*Required task:* From the line containing "Extract all the data from this chart as JSON." down to the last line of the records below, copy every line exactly. Leave out everything before it.

*Supplied data:*
-=-=-
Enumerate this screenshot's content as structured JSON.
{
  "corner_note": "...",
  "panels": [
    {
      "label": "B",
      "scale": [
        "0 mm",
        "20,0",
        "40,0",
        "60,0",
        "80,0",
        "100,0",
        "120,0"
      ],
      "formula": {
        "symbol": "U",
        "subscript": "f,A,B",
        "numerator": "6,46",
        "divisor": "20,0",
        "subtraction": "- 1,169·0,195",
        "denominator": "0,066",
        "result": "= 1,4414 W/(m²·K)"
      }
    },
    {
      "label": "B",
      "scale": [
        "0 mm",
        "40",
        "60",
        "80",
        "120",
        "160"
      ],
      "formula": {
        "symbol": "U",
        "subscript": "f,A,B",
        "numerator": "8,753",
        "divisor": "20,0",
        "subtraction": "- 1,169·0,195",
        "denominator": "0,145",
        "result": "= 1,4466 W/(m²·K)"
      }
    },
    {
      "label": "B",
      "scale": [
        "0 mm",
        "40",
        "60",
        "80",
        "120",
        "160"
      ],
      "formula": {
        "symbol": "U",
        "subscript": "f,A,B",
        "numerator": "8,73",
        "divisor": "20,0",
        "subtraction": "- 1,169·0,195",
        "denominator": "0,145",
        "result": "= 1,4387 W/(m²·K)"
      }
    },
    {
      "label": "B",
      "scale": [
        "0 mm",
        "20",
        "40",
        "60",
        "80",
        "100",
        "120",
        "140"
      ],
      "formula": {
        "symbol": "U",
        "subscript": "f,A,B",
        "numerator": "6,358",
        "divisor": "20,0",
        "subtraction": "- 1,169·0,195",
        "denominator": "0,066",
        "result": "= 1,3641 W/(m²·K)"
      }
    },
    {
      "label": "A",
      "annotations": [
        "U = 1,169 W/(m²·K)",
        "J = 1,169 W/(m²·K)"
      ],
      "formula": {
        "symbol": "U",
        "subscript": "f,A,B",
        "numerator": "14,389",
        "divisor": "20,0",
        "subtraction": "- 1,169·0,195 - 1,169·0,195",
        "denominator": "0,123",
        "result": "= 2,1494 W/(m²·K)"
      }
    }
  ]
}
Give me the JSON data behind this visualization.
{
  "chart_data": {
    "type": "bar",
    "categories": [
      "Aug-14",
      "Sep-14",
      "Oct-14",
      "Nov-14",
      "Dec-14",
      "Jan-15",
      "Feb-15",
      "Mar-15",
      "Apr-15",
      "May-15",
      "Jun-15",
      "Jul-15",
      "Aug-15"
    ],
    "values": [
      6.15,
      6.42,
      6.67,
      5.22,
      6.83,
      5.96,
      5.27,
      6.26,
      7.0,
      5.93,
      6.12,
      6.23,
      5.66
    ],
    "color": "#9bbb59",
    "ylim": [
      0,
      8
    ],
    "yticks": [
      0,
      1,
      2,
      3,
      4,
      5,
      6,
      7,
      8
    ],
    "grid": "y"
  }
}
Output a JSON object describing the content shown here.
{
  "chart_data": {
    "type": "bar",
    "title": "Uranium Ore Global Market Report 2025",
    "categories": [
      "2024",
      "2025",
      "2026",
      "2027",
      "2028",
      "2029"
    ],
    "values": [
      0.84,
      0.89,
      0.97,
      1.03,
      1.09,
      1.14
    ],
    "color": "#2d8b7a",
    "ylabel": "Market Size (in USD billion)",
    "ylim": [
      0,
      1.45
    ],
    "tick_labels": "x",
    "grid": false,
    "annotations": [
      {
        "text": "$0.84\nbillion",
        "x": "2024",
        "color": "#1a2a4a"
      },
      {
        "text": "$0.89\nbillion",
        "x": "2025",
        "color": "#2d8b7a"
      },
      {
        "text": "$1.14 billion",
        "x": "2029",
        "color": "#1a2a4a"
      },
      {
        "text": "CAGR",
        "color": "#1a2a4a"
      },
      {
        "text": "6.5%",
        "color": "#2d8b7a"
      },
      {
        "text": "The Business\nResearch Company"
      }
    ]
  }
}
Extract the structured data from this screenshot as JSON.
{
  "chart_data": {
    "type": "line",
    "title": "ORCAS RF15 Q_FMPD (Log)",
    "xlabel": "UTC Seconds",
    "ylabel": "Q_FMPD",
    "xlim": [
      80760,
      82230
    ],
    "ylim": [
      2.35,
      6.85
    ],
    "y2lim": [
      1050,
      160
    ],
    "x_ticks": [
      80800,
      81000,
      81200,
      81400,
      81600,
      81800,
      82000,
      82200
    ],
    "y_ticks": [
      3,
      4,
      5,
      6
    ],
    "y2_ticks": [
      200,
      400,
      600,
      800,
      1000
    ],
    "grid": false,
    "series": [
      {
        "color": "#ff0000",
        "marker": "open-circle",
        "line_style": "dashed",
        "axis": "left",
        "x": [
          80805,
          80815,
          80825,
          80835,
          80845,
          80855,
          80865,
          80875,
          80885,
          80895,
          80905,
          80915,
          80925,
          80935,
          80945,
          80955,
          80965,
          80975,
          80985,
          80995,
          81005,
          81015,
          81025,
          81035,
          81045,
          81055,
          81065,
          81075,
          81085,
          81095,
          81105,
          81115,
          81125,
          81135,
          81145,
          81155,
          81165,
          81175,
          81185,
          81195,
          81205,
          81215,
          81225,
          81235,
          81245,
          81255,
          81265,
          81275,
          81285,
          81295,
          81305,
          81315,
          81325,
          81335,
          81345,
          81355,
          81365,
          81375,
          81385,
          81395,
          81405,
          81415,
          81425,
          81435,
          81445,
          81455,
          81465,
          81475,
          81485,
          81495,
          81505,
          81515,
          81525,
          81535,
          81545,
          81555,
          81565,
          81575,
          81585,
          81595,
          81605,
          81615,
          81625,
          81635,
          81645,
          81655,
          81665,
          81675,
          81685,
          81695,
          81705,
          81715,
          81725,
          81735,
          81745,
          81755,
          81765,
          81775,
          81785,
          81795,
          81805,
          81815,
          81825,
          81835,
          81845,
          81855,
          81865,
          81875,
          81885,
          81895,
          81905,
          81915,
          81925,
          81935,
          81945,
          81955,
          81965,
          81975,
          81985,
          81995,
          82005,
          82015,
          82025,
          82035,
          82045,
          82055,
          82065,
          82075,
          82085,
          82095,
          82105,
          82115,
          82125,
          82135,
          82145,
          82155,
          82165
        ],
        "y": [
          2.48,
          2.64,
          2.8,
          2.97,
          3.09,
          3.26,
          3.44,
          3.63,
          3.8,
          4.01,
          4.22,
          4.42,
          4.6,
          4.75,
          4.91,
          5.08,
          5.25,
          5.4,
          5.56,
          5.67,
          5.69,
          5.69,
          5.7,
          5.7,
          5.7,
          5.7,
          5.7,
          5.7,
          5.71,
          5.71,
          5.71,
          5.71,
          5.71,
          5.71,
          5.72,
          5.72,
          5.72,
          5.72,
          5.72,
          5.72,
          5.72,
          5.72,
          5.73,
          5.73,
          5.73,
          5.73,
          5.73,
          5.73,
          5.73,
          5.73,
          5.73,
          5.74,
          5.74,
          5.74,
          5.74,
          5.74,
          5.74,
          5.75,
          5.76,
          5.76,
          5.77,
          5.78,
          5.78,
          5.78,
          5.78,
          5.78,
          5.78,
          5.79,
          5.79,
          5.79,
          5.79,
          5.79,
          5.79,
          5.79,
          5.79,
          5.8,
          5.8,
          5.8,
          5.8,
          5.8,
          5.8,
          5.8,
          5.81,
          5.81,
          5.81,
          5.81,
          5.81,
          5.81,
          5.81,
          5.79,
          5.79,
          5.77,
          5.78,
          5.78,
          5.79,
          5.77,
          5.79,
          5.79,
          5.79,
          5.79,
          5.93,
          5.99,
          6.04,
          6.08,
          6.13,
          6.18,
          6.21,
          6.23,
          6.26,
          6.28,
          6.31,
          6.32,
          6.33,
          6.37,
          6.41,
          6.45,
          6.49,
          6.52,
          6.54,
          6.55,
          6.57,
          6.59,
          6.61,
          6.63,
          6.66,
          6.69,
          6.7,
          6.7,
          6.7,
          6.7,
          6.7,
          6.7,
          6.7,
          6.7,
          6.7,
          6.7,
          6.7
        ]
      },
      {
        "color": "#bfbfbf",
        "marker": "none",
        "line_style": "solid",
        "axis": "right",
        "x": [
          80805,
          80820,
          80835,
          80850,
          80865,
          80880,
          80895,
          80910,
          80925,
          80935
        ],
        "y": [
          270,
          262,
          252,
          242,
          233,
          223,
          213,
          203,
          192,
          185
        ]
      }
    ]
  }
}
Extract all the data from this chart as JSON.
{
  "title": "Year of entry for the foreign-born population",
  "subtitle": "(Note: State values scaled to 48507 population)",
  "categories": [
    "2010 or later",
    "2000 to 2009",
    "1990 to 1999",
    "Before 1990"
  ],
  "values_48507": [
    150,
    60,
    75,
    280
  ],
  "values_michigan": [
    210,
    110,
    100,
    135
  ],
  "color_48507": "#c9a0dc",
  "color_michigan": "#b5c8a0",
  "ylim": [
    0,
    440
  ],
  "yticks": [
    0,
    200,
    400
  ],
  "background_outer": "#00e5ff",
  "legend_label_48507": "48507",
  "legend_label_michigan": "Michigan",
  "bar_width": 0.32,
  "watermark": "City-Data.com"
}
-=-=-
*Written response:*
Extract all the data from this chart as JSON.
{
  "title": "Year of entry for the foreign-born population",
  "subtitle": "(Note: State values scaled to 48507 population)",
  "categories": [
    "2010 or later",
    "2000 to 2009",
    "1990 to 1999",
    "Before 1990"
  ],
  "values_48507": [
    150,
    60,
    75,
    280
  ],
  "values_michigan": [
    210,
    110,
    100,
    135
  ],
  "color_48507": "#c9a0dc",
  "color_michigan": "#b5c8a0",
  "ylim": [
    0,
    440
  ],
  "yticks": [
    0,
    200,
    400
  ],
  "background_outer": "#00e5ff",
  "legend_label_48507": "48507",
  "legend_label_michigan": "Michigan",
  "bar_width": 0.32,
  "watermark": "City-Data.com"
}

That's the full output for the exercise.